* **WHAT IS ASKED**
The entries need to be copied exactly.

══════

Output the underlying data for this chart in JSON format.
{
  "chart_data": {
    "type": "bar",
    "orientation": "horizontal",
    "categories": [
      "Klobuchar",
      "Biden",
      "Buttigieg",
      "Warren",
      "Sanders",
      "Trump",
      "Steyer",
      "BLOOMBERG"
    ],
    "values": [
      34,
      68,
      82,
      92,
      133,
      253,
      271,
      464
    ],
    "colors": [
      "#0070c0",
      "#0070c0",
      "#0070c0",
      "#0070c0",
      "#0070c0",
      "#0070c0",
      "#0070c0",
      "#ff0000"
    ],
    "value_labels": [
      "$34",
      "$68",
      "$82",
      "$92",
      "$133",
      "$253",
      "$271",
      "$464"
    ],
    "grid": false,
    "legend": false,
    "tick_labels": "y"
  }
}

══════

* **PROBLEM SOLUTION**
Output the underlying data for this chart in JSON format.
{
  "chart_data": {
    "type": "bar",
    "orientation": "horizontal",
    "categories": [
      "Klobuchar",
      "Biden",
      "Buttigieg",
      "Warren",
      "Sanders",
      "Trump",
      "Steyer",
      "BLOOMBERG"
    ],
    "values": [
      34,
      68,
      82,
      92,
      133,
      253,
      271,
      464
    ],
    "colors": [
      "#0070c0",
      "#0070c0",
      "#0070c0",
      "#0070c0",
      "#0070c0",
      "#0070c0",
      "#0070c0",
      "#ff0000"
    ],
    "value_labels": [
      "$34",
      "$68",
      "$82",
      "$92",
      "$133",
      "$253",
      "$271",
      "$464"
    ],
    "grid": false,
    "legend": false,
    "tick_labels": "y"
  }
}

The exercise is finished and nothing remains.